Exercise set:
• 1. Swap "storage" for "disk space" in the Memphis scaling passage, and give the part starting with "Scaling up an" and going on through "as vertical scaling.".
• 2. Please carry on the Memphis scaling passage from the point where it stops.

The following section outlines the Memphis scaling process and provides instructions on how to implement it.

Scaling Up vs Scaling Out / Vertical vs Horizontal Scaling

Memphis utilize the same scaling paradigm as most database or application solutions which is called Scaling Up vs Scaling Out aka Vertical vs Horizontal Scaling.
Scaling up an application refers to increasing the capacity of the current system by adding more resources such as CPU, memory, or storage. This is also known as vertical scaling.
On the other hand, scaling out an application involves distributing the workload across multiple systems or instances to increase capacity. This is also known as horizontal scaling.
Both approaches can be used to increase the capacity of an application to handle a larger workload, but they have different implications and trade-offs. Scaling up a single system can be more cost-effective, but it may reach a physical limit in terms of the resources that can be added. Scaling out requires more infrastructure and may be more complex to set up and manage, but it allows for virtually unlimited scaling potential.

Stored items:
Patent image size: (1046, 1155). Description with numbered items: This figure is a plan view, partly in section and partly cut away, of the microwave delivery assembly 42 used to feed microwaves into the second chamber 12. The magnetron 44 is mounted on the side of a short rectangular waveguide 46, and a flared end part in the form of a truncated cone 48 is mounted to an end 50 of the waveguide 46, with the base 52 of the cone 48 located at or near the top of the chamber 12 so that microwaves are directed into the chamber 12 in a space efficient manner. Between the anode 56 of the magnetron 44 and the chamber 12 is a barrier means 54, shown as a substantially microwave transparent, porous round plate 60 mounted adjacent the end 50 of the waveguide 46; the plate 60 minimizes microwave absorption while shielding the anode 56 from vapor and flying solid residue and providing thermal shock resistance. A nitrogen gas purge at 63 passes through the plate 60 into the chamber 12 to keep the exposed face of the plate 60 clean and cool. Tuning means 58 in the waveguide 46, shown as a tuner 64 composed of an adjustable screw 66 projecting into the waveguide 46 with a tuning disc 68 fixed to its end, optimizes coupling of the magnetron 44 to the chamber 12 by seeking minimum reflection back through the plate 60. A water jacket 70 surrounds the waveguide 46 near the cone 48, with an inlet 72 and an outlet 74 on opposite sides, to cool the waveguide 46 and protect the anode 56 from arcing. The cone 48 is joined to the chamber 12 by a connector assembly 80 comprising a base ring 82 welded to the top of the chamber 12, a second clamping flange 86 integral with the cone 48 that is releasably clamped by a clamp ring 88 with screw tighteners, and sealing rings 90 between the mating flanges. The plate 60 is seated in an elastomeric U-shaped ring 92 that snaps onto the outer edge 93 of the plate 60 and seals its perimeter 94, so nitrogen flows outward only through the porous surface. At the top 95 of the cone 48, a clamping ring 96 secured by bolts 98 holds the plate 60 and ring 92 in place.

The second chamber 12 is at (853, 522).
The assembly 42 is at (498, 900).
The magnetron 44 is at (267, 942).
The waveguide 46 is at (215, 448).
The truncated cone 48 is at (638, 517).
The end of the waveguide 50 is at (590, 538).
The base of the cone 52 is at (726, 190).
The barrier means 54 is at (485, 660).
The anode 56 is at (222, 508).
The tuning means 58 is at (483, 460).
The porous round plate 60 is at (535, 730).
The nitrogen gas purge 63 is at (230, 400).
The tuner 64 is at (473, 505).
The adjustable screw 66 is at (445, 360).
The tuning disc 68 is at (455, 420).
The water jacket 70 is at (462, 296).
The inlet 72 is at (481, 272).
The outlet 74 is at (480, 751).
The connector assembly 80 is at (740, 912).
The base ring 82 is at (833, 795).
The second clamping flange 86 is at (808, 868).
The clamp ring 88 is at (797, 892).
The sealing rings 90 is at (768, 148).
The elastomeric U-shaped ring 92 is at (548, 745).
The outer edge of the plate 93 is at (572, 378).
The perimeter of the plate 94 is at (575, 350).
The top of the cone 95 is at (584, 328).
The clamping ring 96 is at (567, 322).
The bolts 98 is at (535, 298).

Answers to the tasks:
• 1.
Scaling up an application refers to increasing the capacity of the current system by adding more resources such as CPU, memory, or disk space. This is also known as vertical scaling.

• 2.
Below, you'll find examples, instructions and best practices on how to scale up/scale up your Memphis cluster.

Scaling up / Vertical Scaling

Addition of CPU / memory / storage to every broker itself (can be only one). As mentioned in the hardware requirement table, Memphis can be installed with only one memphis broker over a Kubernetes cluster with a single worker equipped with 2 CPUs, 4GB of RAM, and 16GB of storage. Note that these are the minimum requirements. You can go below them at your own risk but may experience instability in your Memphis ecosystem.
As the demand for computing resources increases with the growth of workload and data transfer through Memphis, it may be necessary to allocate additional resources. One approach to doing this is to increase the number of CPUs in the Kubernetes nodes and, depending on the storage requirements of the system, adding more memory and/or storage capacity.
As long as it is implemented correctly, using Kubernetes for the production-level of Memphis will not impact the functioning of Memphis and there will be no downtime during the scaling process.

Strengths

  • Relative speed: Upgrading a resource, such as replacing a single processor with a dual processor, doubles the processing speed of the CPU. Similarly, upgrading dynamic random access memory (DRAM) can enhance the dynamic memory performance of the system.
  • Simplicity: Expanding the size of a current system does not alter network connectivity or software configuration, making the scaling process more efficient and requiring less time and effort compared to the alternative of scaling out the architecture.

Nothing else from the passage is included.